[SET PROBLEM] Will you write out all the entries below exactly?
>> BEGIN
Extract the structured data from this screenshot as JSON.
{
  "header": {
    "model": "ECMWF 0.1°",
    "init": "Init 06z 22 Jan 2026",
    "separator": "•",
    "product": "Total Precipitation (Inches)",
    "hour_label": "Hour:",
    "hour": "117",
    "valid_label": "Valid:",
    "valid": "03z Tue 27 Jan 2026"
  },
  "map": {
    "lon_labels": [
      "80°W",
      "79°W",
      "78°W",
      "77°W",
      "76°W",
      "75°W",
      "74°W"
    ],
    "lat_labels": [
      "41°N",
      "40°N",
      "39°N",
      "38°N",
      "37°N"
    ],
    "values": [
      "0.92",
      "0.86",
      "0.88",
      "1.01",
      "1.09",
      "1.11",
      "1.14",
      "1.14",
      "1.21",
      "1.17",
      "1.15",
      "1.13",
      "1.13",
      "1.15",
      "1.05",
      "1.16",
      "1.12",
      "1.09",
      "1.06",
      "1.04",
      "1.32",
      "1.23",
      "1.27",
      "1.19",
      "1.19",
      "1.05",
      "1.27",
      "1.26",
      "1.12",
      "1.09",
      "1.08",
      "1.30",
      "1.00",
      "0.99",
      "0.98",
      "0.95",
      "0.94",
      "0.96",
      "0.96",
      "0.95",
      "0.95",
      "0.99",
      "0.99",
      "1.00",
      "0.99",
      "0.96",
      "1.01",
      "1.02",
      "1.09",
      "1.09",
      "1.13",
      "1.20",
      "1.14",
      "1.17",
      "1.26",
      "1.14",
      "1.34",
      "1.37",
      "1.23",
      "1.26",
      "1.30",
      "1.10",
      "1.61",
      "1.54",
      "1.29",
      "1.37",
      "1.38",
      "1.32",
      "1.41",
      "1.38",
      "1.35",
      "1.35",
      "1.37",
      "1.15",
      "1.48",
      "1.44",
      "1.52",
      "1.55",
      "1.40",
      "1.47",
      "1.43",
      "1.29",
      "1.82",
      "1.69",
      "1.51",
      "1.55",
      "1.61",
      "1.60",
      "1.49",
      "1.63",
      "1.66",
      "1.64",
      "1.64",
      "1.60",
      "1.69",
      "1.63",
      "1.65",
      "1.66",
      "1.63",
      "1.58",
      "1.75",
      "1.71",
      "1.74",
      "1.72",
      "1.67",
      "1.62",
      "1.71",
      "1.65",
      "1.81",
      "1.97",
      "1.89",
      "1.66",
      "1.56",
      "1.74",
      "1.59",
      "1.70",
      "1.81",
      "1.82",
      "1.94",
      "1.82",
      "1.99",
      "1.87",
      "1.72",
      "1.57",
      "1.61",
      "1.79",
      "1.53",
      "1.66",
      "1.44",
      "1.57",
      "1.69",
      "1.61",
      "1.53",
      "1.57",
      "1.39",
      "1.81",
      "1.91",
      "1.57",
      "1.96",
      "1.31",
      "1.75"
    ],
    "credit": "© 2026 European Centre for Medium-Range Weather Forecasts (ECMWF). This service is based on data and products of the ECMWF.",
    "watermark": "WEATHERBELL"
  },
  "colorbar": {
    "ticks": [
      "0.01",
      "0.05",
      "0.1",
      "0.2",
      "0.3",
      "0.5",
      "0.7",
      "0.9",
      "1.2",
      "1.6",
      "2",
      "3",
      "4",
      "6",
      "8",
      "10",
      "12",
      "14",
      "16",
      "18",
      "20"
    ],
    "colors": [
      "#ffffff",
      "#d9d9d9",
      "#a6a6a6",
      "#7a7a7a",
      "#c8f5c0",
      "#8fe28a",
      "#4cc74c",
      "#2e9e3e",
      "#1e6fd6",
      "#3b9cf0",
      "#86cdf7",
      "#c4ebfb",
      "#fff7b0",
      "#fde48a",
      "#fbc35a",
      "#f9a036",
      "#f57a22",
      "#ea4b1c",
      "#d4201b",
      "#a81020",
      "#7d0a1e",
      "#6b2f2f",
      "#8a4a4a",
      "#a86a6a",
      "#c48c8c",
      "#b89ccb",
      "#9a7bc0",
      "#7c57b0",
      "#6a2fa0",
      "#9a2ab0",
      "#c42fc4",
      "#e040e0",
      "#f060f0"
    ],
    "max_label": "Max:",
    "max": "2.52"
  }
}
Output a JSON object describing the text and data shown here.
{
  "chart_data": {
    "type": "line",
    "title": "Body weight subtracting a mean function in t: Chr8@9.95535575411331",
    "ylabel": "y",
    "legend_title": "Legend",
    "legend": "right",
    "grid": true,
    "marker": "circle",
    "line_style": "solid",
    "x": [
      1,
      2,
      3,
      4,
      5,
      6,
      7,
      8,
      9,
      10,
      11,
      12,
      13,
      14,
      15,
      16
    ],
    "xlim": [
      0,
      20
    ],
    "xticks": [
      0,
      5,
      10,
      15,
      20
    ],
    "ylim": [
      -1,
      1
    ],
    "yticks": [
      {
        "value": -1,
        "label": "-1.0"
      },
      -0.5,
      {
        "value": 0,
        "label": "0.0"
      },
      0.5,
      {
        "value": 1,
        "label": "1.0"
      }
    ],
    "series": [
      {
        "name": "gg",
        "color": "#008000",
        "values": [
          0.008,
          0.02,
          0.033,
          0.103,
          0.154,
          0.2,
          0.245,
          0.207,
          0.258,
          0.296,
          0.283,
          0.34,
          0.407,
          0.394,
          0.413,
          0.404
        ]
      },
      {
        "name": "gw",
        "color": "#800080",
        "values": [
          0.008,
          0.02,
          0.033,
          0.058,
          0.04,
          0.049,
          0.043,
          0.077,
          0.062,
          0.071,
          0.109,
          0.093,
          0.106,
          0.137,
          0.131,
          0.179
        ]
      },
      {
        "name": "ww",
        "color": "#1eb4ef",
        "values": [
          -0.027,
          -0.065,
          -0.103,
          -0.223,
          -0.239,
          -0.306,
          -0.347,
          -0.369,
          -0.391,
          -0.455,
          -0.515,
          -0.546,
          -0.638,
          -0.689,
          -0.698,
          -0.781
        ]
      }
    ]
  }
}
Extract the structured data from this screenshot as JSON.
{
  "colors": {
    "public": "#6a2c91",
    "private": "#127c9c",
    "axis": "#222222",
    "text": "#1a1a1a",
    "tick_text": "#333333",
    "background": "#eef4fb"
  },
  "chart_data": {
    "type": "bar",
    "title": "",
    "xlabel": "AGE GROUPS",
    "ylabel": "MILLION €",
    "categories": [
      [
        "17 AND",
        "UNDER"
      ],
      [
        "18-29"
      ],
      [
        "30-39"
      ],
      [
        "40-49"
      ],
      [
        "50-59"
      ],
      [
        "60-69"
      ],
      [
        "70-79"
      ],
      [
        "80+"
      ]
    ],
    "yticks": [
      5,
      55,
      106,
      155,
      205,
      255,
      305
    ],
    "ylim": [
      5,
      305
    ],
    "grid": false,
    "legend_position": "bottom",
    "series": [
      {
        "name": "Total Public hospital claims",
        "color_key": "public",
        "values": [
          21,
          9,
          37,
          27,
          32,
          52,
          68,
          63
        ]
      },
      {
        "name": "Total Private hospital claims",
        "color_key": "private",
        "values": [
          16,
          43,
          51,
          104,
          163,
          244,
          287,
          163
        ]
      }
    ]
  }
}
>> END
[RESULT OF THIS TASK]
Extract the structured data from this screenshot as JSON.
{
  "header": {
    "model": "ECMWF 0.1°",
    "init": "Init 06z 22 Jan 2026",
    "separator": "•",
    "product": "Total Precipitation (Inches)",
    "hour_label": "Hour:",
    "hour": "117",
    "valid_label": "Valid:",
    "valid": "03z Tue 27 Jan 2026"
  },
  "map": {
    "lon_labels": [
      "80°W",
      "79°W",
      "78°W",
      "77°W",
      "76°W",
      "75°W",
      "74°W"
    ],
    "lat_labels": [
      "41°N",
      "40°N",
      "39°N",
      "38°N",
      "37°N"
    ],
    "values": [
      "0.92",
      "0.86",
      "0.88",
      "1.01",
      "1.09",
      "1.11",
      "1.14",
      "1.14",
      "1.21",
      "1.17",
      "1.15",
      "1.13",
      "1.13",
      "1.15",
      "1.05",
      "1.16",
      "1.12",
      "1.09",
      "1.06",
      "1.04",
      "1.32",
      "1.23",
      "1.27",
      "1.19",
      "1.19",
      "1.05",
      "1.27",
      "1.26",
      "1.12",
      "1.09",
      "1.08",
      "1.30",
      "1.00",
      "0.99",
      "0.98",
      "0.95",
      "0.94",
      "0.96",
      "0.96",
      "0.95",
      "0.95",
      "0.99",
      "0.99",
      "1.00",
      "0.99",
      "0.96",
      "1.01",
      "1.02",
      "1.09",
      "1.09",
      "1.13",
      "1.20",
      "1.14",
      "1.17",
      "1.26",
      "1.14",
      "1.34",
      "1.37",
      "1.23",
      "1.26",
      "1.30",
      "1.10",
      "1.61",
      "1.54",
      "1.29",
      "1.37",
      "1.38",
      "1.32",
      "1.41",
      "1.38",
      "1.35",
      "1.35",
      "1.37",
      "1.15",
      "1.48",
      "1.44",
      "1.52",
      "1.55",
      "1.40",
      "1.47",
      "1.43",
      "1.29",
      "1.82",
      "1.69",
      "1.51",
      "1.55",
      "1.61",
      "1.60",
      "1.49",
      "1.63",
      "1.66",
      "1.64",
      "1.64",
      "1.60",
      "1.69",
      "1.63",
      "1.65",
      "1.66",
      "1.63",
      "1.58",
      "1.75",
      "1.71",
      "1.74",
      "1.72",
      "1.67",
      "1.62",
      "1.71",
      "1.65",
      "1.81",
      "1.97",
      "1.89",
      "1.66",
      "1.56",
      "1.74",
      "1.59",
      "1.70",
      "1.81",
      "1.82",
      "1.94",
      "1.82",
      "1.99",
      "1.87",
      "1.72",
      "1.57",
      "1.61",
      "1.79",
      "1.53",
      "1.66",
      "1.44",
      "1.57",
      "1.69",
      "1.61",
      "1.53",
      "1.57",
      "1.39",
      "1.81",
      "1.91",
      "1.57",
      "1.96",
      "1.31",
      "1.75"
    ],
    "credit": "© 2026 European Centre for Medium-Range Weather Forecasts (ECMWF). This service is based on data and products of the ECMWF.",
    "watermark": "WEATHERBELL"
  },
  "colorbar": {
    "ticks": [
      "0.01",
      "0.05",
      "0.1",
      "0.2",
      "0.3",
      "0.5",
      "0.7",
      "0.9",
      "1.2",
      "1.6",
      "2",
      "3",
      "4",
      "6",
      "8",
      "10",
      "12",
      "14",
      "16",
      "18",
      "20"
    ],
    "colors": [
      "#ffffff",
      "#d9d9d9",
      "#a6a6a6",
      "#7a7a7a",
      "#c8f5c0",
      "#8fe28a",
      "#4cc74c",
      "#2e9e3e",
      "#1e6fd6",
      "#3b9cf0",
      "#86cdf7",
      "#c4ebfb",
      "#fff7b0",
      "#fde48a",
      "#fbc35a",
      "#f9a036",
      "#f57a22",
      "#ea4b1c",
      "#d4201b",
      "#a81020",
      "#7d0a1e",
      "#6b2f2f",
      "#8a4a4a",
      "#a86a6a",
      "#c48c8c",
      "#b89ccb",
      "#9a7bc0",
      "#7c57b0",
      "#6a2fa0",
      "#9a2ab0",
      "#c42fc4",
      "#e040e0",
      "#f060f0"
    ],
    "max_label": "Max:",
    "max": "2.52"
  }
}
Output a JSON object describing the text and data shown here.
{
  "chart_data": {
    "type": "line",
    "title": "Body weight subtracting a mean function in t: Chr8@9.95535575411331",
    "ylabel": "y",
    "legend_title": "Legend",
    "legend": "right",
    "grid": true,
    "marker": "circle",
    "line_style": "solid",
    "x": [
      1,
      2,
      3,
      4,
      5,
      6,
      7,
      8,
      9,
      10,
      11,
      12,
      13,
      14,
      15,
      16
    ],
    "xlim": [
      0,
      20
    ],
    "xticks": [
      0,
      5,
      10,
      15,
      20
    ],
    "ylim": [
      -1,
      1
    ],
    "yticks": [
      {
        "value": -1,
        "label": "-1.0"
      },
      -0.5,
      {
        "value": 0,
        "label": "0.0"
      },
      0.5,
      {
        "value": 1,
        "label": "1.0"
      }
    ],
    "series": [
      {
        "name": "gg",
        "color": "#008000",
        "values": [
          0.008,
          0.02,
          0.033,
          0.103,
          0.154,
          0.2,
          0.245,
          0.207,
          0.258,
          0.296,
          0.283,
          0.34,
          0.407,
          0.394,
          0.413,
          0.404
        ]
      },
      {
        "name": "gw",
        "color": "#800080",
        "values": [
          0.008,
          0.02,
          0.033,
          0.058,
          0.04,
          0.049,
          0.043,
          0.077,
          0.062,
          0.071,
          0.109,
          0.093,
          0.106,
          0.137,
          0.131,
          0.179
        ]
      },
      {
        "name": "ww",
        "color": "#1eb4ef",
        "values": [
          -0.027,
          -0.065,
          -0.103,
          -0.223,
          -0.239,
          -0.306,
          -0.347,
          -0.369,
          -0.391,
          -0.455,
          -0.515,
          -0.546,
          -0.638,
          -0.689,
          -0.698,
          -0.781
        ]
      }
    ]
  }
}
Extract the structured data from this screenshot as JSON.
{
  "colors": {
    "public": "#6a2c91",
    "private": "#127c9c",
    "axis": "#222222",
    "text": "#1a1a1a",
    "tick_text": "#333333",
    "background": "#eef4fb"
  },
  "chart_data": {
    "type": "bar",
    "title": "",
    "xlabel": "AGE GROUPS",
    "ylabel": "MILLION €",
    "categories": [
      [
        "17 AND",
        "UNDER"
      ],
      [
        "18-29"
      ],
      [
        "30-39"
      ],
      [
        "40-49"
      ],
      [
        "50-59"
      ],
      [
        "60-69"
      ],
      [
        "70-79"
      ],
      [
        "80+"
      ]
    ],
    "yticks": [
      5,
      55,
      106,
      155,
      205,
      255,
      305
    ],
    "ylim": [
      5,
      305
    ],
    "grid": false,
    "legend_position": "bottom",
    "series": [
      {
        "name": "Total Public hospital claims",
        "color_key": "public",
        "values": [
          21,
          9,
          37,
          27,
          32,
          52,
          68,
          63
        ]
      },
      {
        "name": "Total Private hospital claims",
        "color_key": "private",
        "values": [
          16,
          43,
          51,
          104,
          163,
          244,
          287,
          163
        ]
      }
    ]
  }
}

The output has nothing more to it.